>> START

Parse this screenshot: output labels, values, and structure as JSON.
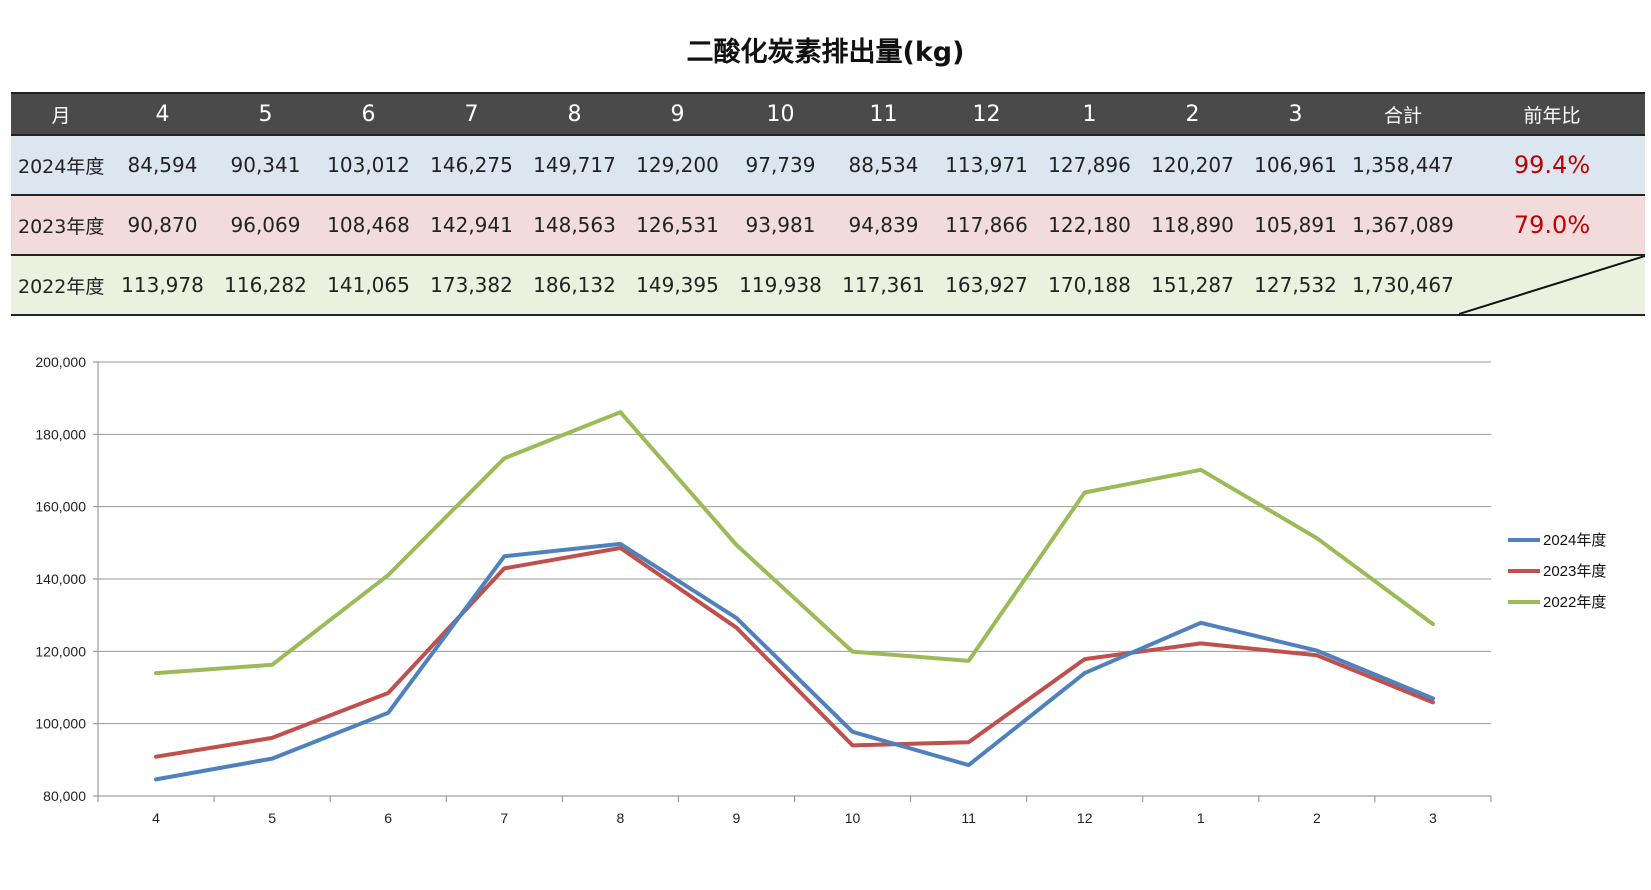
{
  "title": "二酸化炭素排出量(kg)",
  "table": {
    "header": [
      "月",
      "4",
      "5",
      "6",
      "7",
      "8",
      "9",
      "10",
      "11",
      "12",
      "1",
      "2",
      "3",
      "合計",
      "前年比"
    ],
    "rows": [
      {
        "label": "2024年度",
        "values": [
          "84,594",
          "90,341",
          "103,012",
          "146,275",
          "149,717",
          "129,200",
          "97,739",
          "88,534",
          "113,971",
          "127,896",
          "120,207",
          "106,961"
        ],
        "total": "1,358,447",
        "ratio": "99.4%"
      },
      {
        "label": "2023年度",
        "values": [
          "90,870",
          "96,069",
          "108,468",
          "142,941",
          "148,563",
          "126,531",
          "93,981",
          "94,839",
          "117,866",
          "122,180",
          "118,890",
          "105,891"
        ],
        "total": "1,367,089",
        "ratio": "79.0%"
      },
      {
        "label": "2022年度",
        "values": [
          "113,978",
          "116,282",
          "141,065",
          "173,382",
          "186,132",
          "149,395",
          "119,938",
          "117,361",
          "163,927",
          "170,188",
          "151,287",
          "127,532"
        ],
        "total": "1,730,467",
        "ratio": ""
      }
    ]
  },
  "chart_data": {
    "type": "line",
    "categories": [
      "4",
      "5",
      "6",
      "7",
      "8",
      "9",
      "10",
      "11",
      "12",
      "1",
      "2",
      "3"
    ],
    "series": [
      {
        "name": "2024年度",
        "color": "#4f81bd",
        "values": [
          84594,
          90341,
          103012,
          146275,
          149717,
          129200,
          97739,
          88534,
          113971,
          127896,
          120207,
          106961
        ]
      },
      {
        "name": "2023年度",
        "color": "#c0504d",
        "values": [
          90870,
          96069,
          108468,
          142941,
          148563,
          126531,
          93981,
          94839,
          117866,
          122180,
          118890,
          105891
        ]
      },
      {
        "name": "2022年度",
        "color": "#9bbb59",
        "values": [
          113978,
          116282,
          141065,
          173382,
          186132,
          149395,
          119938,
          117361,
          163927,
          170188,
          151287,
          127532
        ]
      }
    ],
    "yticks": [
      "80,000",
      "100,000",
      "120,000",
      "140,000",
      "160,000",
      "180,000",
      "200,000"
    ],
    "ylim": [
      80000,
      200000
    ],
    "ystep": 20000,
    "grid": true,
    "legend": "right"
  }
}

>> END

▶ WRITTEN REQUEST
Copy every line above that includes the string "color".

▶ COMPLETED EXERCISE
        "color": "#4f81bd",
        "color": "#c0504d",
        "color": "#9bbb59",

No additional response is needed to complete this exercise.